The Tales of Hoffmann à la COC
Quête de la femme idéale
Par Annik Chalifour – Semaine du 17 avril au 23 avril 2012
Un tableau des Contes d’Hoffmann. Photo: Chris Hutcheson
Les femmes, le compositeur E.T.A. Hoffmann en était fou, mais sans vouloir se l’avouer. En trois tableaux l’écrivain romantique le démontre dans son opéra drôle et tragique The Tales of Hoffmann sur la musique de Jacques Offenbach, proposé en français par la Canadian Opera Company (COC) au Four Seasons for the Performing Arts, jusqu’au 14 mai.
Dans un cabaret allemand, en attendant Stella, la jeune femme qu’il aime, Hoffmann raconte à ses amis ses malheureuses amours passées.
Il aima trois femmes: Olympia, une ravissante poupée animée par l’artisan magicien Coppelius qui détruisit son œuvre par cupidité; la frêle Antonia qui mourut d’avoir trop chanté; puis Giulietta, une courtisane italienne qui voulut lui ravir son âme.
En fait, ces trois femmes représentent les trois facettes d’un même être: l’Éternel Féminin, la femme que tout homme recherche, Stella pour Hoffmann. Et l’homme devrait accepter chacune d’elles, sinon le bonheur lui sera refusé. Face à l’intenable, Hoffmann s’enivre. Stella, déçue par l’attitude de son amant, partira finalement au bras de Lindorf, un personnage corrompu et le rival d’Hoffmann.

#### Questions à traiter
(1) Résumez en deux phrases l'article sur Les Contes d'Hoffmann.
(2) Relevez tous les personnages féminins nommés dans l'article sur Les Contes d'Hoffmann.
(3) Poursuivez l'article sur Les Contes d'Hoffmann au-delà de sa dernière phrase.

#### Données extraites
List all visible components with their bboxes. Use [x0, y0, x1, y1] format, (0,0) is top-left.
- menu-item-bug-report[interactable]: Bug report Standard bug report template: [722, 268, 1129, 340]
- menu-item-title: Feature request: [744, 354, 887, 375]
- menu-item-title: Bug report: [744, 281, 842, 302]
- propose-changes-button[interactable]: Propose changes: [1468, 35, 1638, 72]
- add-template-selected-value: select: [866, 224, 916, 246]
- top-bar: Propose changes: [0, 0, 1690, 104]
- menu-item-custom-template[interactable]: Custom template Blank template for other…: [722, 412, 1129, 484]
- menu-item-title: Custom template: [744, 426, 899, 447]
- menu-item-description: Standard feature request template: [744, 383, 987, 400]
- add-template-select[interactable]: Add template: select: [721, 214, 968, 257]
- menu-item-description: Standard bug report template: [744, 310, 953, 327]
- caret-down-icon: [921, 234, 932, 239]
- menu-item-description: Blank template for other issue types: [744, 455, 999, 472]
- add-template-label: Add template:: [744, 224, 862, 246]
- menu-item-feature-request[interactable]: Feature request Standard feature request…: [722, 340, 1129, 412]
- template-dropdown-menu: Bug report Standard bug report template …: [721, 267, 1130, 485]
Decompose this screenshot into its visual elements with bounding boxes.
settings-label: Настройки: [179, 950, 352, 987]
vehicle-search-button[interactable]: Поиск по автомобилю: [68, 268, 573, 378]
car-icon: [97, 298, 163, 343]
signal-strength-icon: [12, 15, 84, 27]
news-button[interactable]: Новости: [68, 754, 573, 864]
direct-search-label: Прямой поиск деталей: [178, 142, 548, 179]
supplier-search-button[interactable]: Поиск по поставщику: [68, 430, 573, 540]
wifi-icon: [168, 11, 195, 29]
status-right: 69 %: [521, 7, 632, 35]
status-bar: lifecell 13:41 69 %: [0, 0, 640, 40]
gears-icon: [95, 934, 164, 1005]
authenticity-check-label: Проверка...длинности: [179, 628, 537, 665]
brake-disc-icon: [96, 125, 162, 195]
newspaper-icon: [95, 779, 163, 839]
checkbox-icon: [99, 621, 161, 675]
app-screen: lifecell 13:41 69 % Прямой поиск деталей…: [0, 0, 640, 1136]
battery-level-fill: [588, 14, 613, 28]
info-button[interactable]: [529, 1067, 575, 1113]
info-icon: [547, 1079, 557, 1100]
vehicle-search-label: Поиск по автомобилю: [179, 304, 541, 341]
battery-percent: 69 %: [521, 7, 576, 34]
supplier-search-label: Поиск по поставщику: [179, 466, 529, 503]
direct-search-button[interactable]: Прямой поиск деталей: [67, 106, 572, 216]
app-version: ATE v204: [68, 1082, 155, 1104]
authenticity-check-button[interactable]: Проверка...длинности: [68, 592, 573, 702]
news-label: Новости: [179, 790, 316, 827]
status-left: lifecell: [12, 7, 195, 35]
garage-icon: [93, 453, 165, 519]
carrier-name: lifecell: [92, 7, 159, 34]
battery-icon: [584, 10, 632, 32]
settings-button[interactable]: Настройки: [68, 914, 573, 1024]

#### Réponses rédigées
(1) La Canadian Opera Company présente en français The Tales of Hoffmann, sur la musique de Jacques Offenbach, au Four Seasons for the Performing Arts jusqu'au 14 mai. Dans un cabaret allemand, en attendant Stella, Hoffmann raconte ses amours malheureuses avec Olympia, Antonia et Giulietta, trois facettes de l'Éternel Féminin, et Stella finit par partir au bras de Lindorf, son rival.

(2)
- Stella
- Olympia
- Antonia
- Giulietta

(3)
L’opéra contient un prologue, trois actes et un épilogue. Avant sa mort le 5 octobre 1880, un peu plus de quatre mois avant la première représentation, Offenbach avait terminé la version piano, mais n’avait orchestré que le prologue et le premier acte. Par conséquent, plusieurs versions de l’opéra ont été faites, certaines différant beaucoup de l’œuvre originale.
La COC a toutefois repris les thèmes traditionnels des nouvelles fantastiques qui nourrissent l’opéra magistralement présenté: l’amour lié à l’ivresse et à la folie, la réincarnation de la femme adorée révélant à chaque fois un nouvel aspect de son tempérament, la jeune fille innocente et pure, ou encore la courtisane damnée.
Beaucoup d’émotions pour The Tales of Hoffmann, superbement joué par une panoplie d’artistes chevronnés et de la relève dont plusieurs interprètes canadiens incluant entre autres Ambur Braid (Stella), Andriana Chuchman (Olympia), Erin Wall (Antonia).